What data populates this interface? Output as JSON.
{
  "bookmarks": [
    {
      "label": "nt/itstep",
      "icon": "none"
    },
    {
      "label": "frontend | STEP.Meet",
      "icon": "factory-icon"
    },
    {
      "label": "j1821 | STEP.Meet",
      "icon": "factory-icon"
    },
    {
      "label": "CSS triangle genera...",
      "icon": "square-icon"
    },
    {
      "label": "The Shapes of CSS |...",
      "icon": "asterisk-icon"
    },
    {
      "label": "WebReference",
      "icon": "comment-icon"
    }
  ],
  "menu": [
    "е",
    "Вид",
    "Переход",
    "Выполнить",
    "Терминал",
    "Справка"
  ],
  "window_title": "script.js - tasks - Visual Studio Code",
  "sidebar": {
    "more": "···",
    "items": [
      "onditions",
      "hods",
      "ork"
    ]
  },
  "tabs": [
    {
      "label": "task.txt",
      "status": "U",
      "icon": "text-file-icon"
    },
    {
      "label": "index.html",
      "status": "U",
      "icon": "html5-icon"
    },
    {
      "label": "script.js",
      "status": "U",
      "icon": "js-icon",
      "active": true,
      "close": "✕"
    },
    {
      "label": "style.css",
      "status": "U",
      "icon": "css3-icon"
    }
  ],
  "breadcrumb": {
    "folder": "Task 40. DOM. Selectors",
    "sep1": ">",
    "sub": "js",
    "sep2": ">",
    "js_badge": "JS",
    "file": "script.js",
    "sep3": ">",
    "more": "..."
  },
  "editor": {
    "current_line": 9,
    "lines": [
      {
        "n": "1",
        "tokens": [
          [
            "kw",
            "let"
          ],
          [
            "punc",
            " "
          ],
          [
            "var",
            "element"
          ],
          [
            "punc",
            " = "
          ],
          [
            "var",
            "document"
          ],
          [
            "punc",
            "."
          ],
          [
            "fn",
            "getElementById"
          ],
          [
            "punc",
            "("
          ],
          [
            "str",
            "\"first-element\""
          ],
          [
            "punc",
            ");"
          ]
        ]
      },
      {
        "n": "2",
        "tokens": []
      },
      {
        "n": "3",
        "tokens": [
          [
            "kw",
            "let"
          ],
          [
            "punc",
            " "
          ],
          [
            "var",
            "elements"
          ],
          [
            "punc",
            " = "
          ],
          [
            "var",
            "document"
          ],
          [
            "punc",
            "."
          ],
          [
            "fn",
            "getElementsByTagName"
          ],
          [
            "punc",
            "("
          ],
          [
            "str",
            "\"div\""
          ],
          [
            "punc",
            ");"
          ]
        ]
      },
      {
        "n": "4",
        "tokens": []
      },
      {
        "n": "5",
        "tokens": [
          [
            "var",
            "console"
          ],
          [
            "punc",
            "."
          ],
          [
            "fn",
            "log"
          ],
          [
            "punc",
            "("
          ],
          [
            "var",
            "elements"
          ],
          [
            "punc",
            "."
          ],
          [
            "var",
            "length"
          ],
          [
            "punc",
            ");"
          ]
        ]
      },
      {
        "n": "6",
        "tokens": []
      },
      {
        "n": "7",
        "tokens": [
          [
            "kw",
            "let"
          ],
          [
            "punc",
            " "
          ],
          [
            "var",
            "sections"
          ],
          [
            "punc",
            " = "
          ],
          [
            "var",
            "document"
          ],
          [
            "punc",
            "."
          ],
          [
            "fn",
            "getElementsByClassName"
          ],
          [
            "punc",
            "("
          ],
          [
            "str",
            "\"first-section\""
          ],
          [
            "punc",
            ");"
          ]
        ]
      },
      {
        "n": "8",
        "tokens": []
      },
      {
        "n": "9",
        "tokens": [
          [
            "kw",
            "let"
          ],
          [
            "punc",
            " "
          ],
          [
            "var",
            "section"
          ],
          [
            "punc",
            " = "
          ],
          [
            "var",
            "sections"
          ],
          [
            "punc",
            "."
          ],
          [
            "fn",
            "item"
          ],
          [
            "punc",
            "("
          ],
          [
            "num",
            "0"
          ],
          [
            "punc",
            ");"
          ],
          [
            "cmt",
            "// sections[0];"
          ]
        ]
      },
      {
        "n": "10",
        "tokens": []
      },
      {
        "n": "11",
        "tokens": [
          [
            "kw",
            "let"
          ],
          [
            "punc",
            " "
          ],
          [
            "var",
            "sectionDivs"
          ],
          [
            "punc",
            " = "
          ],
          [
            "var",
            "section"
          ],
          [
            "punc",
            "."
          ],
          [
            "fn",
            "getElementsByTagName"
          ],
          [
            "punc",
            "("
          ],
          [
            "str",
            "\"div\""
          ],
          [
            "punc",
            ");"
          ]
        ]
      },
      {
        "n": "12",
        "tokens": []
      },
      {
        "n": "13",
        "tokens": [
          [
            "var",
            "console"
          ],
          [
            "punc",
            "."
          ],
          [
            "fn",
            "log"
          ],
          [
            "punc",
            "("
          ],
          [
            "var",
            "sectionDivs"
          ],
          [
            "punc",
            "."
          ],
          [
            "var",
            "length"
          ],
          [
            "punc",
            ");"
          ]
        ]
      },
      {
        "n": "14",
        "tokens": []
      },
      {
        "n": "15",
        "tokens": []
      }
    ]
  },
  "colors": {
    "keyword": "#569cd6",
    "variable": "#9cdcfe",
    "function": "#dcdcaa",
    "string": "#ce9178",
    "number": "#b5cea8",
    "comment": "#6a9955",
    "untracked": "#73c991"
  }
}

Aim of the exercise:
All of the material must be reproduced exactly.

Reply to the task:
What data populates this interface? Output as JSON.
{
  "bookmarks": [
    {
      "label": "nt/itstep",
      "icon": "none"
    },
    {
      "label": "frontend | STEP.Meet",
      "icon": "factory-icon"
    },
    {
      "label": "j1821 | STEP.Meet",
      "icon": "factory-icon"
    },
    {
      "label": "CSS triangle genera...",
      "icon": "square-icon"
    },
    {
      "label": "The Shapes of CSS |...",
      "icon": "asterisk-icon"
    },
    {
      "label": "WebReference",
      "icon": "comment-icon"
    }
  ],
  "menu": [
    "е",
    "Вид",
    "Переход",
    "Выполнить",
    "Терминал",
    "Справка"
  ],
  "window_title": "script.js - tasks - Visual Studio Code",
  "sidebar": {
    "more": "···",
    "items": [
      "onditions",
      "hods",
      "ork"
    ]
  },
  "tabs": [
    {
      "label": "task.txt",
      "status": "U",
      "icon": "text-file-icon"
    },
    {
      "label": "index.html",
      "status": "U",
      "icon": "html5-icon"
    },
    {
      "label": "script.js",
      "status": "U",
      "icon": "js-icon",
      "active": true,
      "close": "✕"
    },
    {
      "label": "style.css",
      "status": "U",
      "icon": "css3-icon"
    }
  ],
  "breadcrumb": {
    "folder": "Task 40. DOM. Selectors",
    "sep1": ">",
    "sub": "js",
    "sep2": ">",
    "js_badge": "JS",
    "file": "script.js",
    "sep3": ">",
    "more": "..."
  },
  "editor": {
    "current_line": 9,
    "lines": [
      {
        "n": "1",
        "tokens": [
          [
            "kw",
            "let"
          ],
          [
            "punc",
            " "
          ],
          [
            "var",
            "element"
          ],
          [
            "punc",
            " = "
          ],
          [
            "var",
            "document"
          ],
          [
            "punc",
            "."
          ],
          [
            "fn",
            "getElementById"
          ],
          [
            "punc",
            "("
          ],
          [
            "str",
            "\"first-element\""
          ],
          [
            "punc",
            ");"
          ]
        ]
      },
      {
        "n": "2",
        "tokens": []
      },
      {
        "n": "3",
        "tokens": [
          [
            "kw",
            "let"
          ],
          [
            "punc",
            " "
          ],
          [
            "var",
            "elements"
          ],
          [
            "punc",
            " = "
          ],
          [
            "var",
            "document"
          ],
          [
            "punc",
            "."
          ],
          [
            "fn",
            "getElementsByTagName"
          ],
          [
            "punc",
            "("
          ],
          [
            "str",
            "\"div\""
          ],
          [
            "punc",
            ");"
          ]
        ]
      },
      {
        "n": "4",
        "tokens": []
      },
      {
        "n": "5",
        "tokens": [
          [
            "var",
            "console"
          ],
          [
            "punc",
            "."
          ],
          [
            "fn",
            "log"
          ],
          [
            "punc",
            "("
          ],
          [
            "var",
            "elements"
          ],
          [
            "punc",
            "."
          ],
          [
            "var",
            "length"
          ],
          [
            "punc",
            ");"
          ]
        ]
      },
      {
        "n": "6",
        "tokens": []
      },
      {
        "n": "7",
        "tokens": [
          [
            "kw",
            "let"
          ],
          [
            "punc",
            " "
          ],
          [
            "var",
            "sections"
          ],
          [
            "punc",
            " = "
          ],
          [
            "var",
            "document"
          ],
          [
            "punc",
            "."
          ],
          [
            "fn",
            "getElementsByClassName"
          ],
          [
            "punc",
            "("
          ],
          [
            "str",
            "\"first-section\""
          ],
          [
            "punc",
            ");"
          ]
        ]
      },
      {
        "n": "8",
        "tokens": []
      },
      {
        "n": "9",
        "tokens": [
          [
            "kw",
            "let"
          ],
          [
            "punc",
            " "
          ],
          [
            "var",
            "section"
          ],
          [
            "punc",
            " = "
          ],
          [
            "var",
            "sections"
          ],
          [
            "punc",
            "."
          ],
          [
            "fn",
            "item"
          ],
          [
            "punc",
            "("
          ],
          [
            "num",
            "0"
          ],
          [
            "punc",
            ");"
          ],
          [
            "cmt",
            "// sections[0];"
          ]
        ]
      },
      {
        "n": "10",
        "tokens": []
      },
      {
        "n": "11",
        "tokens": [
          [
            "kw",
            "let"
          ],
          [
            "punc",
            " "
          ],
          [
            "var",
            "sectionDivs"
          ],
          [
            "punc",
            " = "
          ],
          [
            "var",
            "section"
          ],
          [
            "punc",
            "."
          ],
          [
            "fn",
            "getElementsByTagName"
          ],
          [
            "punc",
            "("
          ],
          [
            "str",
            "\"div\""
          ],
          [
            "punc",
            ");"
          ]
        ]
      },
      {
        "n": "12",
        "tokens": []
      },
      {
        "n": "13",
        "tokens": [
          [
            "var",
            "console"
          ],
          [
            "punc",
            "."
          ],
          [
            "fn",
            "log"
          ],
          [
            "punc",
            "("
          ],
          [
            "var",
            "sectionDivs"
          ],
          [
            "punc",
            "."
          ],
          [
            "var",
            "length"
          ],
          [
            "punc",
            ");"
          ]
        ]
      },
      {
        "n": "14",
        "tokens": []
      },
      {
        "n": "15",
        "tokens": []
      }
    ]
  },
  "colors": {
    "keyword": "#569cd6",
    "variable": "#9cdcfe",
    "function": "#dcdcaa",
    "string": "#ce9178",
    "number": "#b5cea8",
    "comment": "#6a9955",
    "untracked": "#73c991"
  }
}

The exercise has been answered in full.